→ **Stated goal**: Repeat the records verbatim and leave the pictures out of your copy.

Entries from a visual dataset
↓↓↓

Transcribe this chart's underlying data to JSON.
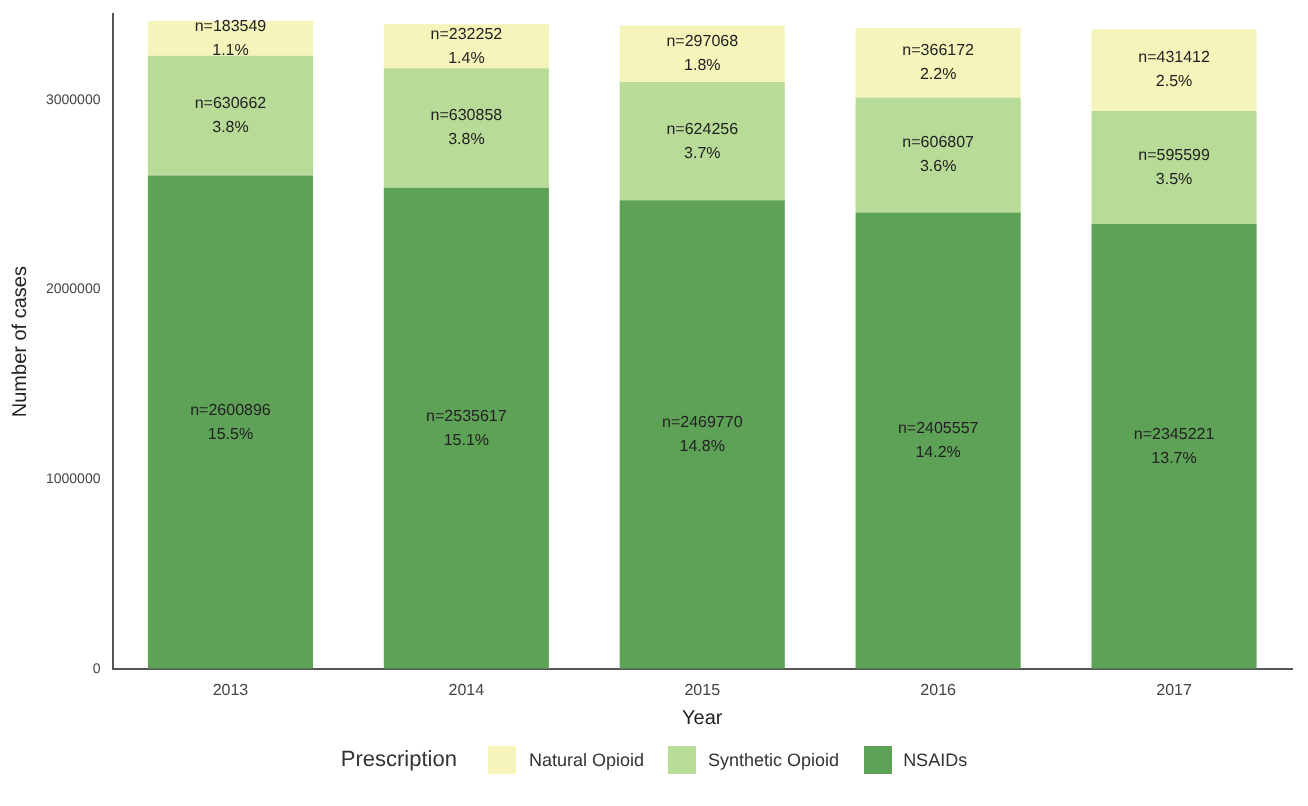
{
  "chart_data": {
    "type": "bar",
    "stacked": true,
    "xlabel": "Year",
    "ylabel": "Number of cases",
    "legend_title": "Prescription",
    "legend": "bottom",
    "grid": false,
    "categories": [
      "2013",
      "2014",
      "2015",
      "2016",
      "2017"
    ],
    "ylim": [
      0,
      3450000
    ],
    "yticks": [
      0,
      1000000,
      2000000,
      3000000
    ],
    "series": [
      {
        "name": "NSAIDs",
        "color": "#5ea257",
        "values": [
          2600896,
          2535617,
          2469770,
          2405557,
          2345221
        ],
        "value_labels": [
          "n=2600896\n15.5%",
          "n=2535617\n15.1%",
          "n=2469770\n14.8%",
          "n=2405557\n14.2%",
          "n=2345221\n13.7%"
        ]
      },
      {
        "name": "Synthetic Opioid",
        "color": "#b8db98",
        "values": [
          630662,
          630858,
          624256,
          606807,
          595599
        ],
        "value_labels": [
          "n=630662\n3.8%",
          "n=630858\n3.8%",
          "n=624256\n3.7%",
          "n=606807\n3.6%",
          "n=595599\n3.5%"
        ]
      },
      {
        "name": "Natural Opioid",
        "color": "#f5f5bb",
        "values": [
          183549,
          232252,
          297068,
          366172,
          431412
        ],
        "value_labels": [
          "n=183549\n1.1%",
          "n=232252\n1.4%",
          "n=297068\n1.8%",
          "n=366172\n2.2%",
          "n=431412\n2.5%"
        ]
      }
    ]
  }
}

↑↑↑

→ **Response to this exercise**:
Transcribe this chart's underlying data to JSON.
{
  "chart_data": {
    "type": "bar",
    "stacked": true,
    "xlabel": "Year",
    "ylabel": "Number of cases",
    "legend_title": "Prescription",
    "legend": "bottom",
    "grid": false,
    "categories": [
      "2013",
      "2014",
      "2015",
      "2016",
      "2017"
    ],
    "ylim": [
      0,
      3450000
    ],
    "yticks": [
      0,
      1000000,
      2000000,
      3000000
    ],
    "series": [
      {
        "name": "NSAIDs",
        "color": "#5ea257",
        "values": [
          2600896,
          2535617,
          2469770,
          2405557,
          2345221
        ],
        "value_labels": [
          "n=2600896\n15.5%",
          "n=2535617\n15.1%",
          "n=2469770\n14.8%",
          "n=2405557\n14.2%",
          "n=2345221\n13.7%"
        ]
      },
      {
        "name": "Synthetic Opioid",
        "color": "#b8db98",
        "values": [
          630662,
          630858,
          624256,
          606807,
          595599
        ],
        "value_labels": [
          "n=630662\n3.8%",
          "n=630858\n3.8%",
          "n=624256\n3.7%",
          "n=606807\n3.6%",
          "n=595599\n3.5%"
        ]
      },
      {
        "name": "Natural Opioid",
        "color": "#f5f5bb",
        "values": [
          183549,
          232252,
          297068,
          366172,
          431412
        ],
        "value_labels": [
          "n=183549\n1.1%",
          "n=232252\n1.4%",
          "n=297068\n1.8%",
          "n=366172\n2.2%",
          "n=431412\n2.5%"
        ]
      }
    ]
  }
}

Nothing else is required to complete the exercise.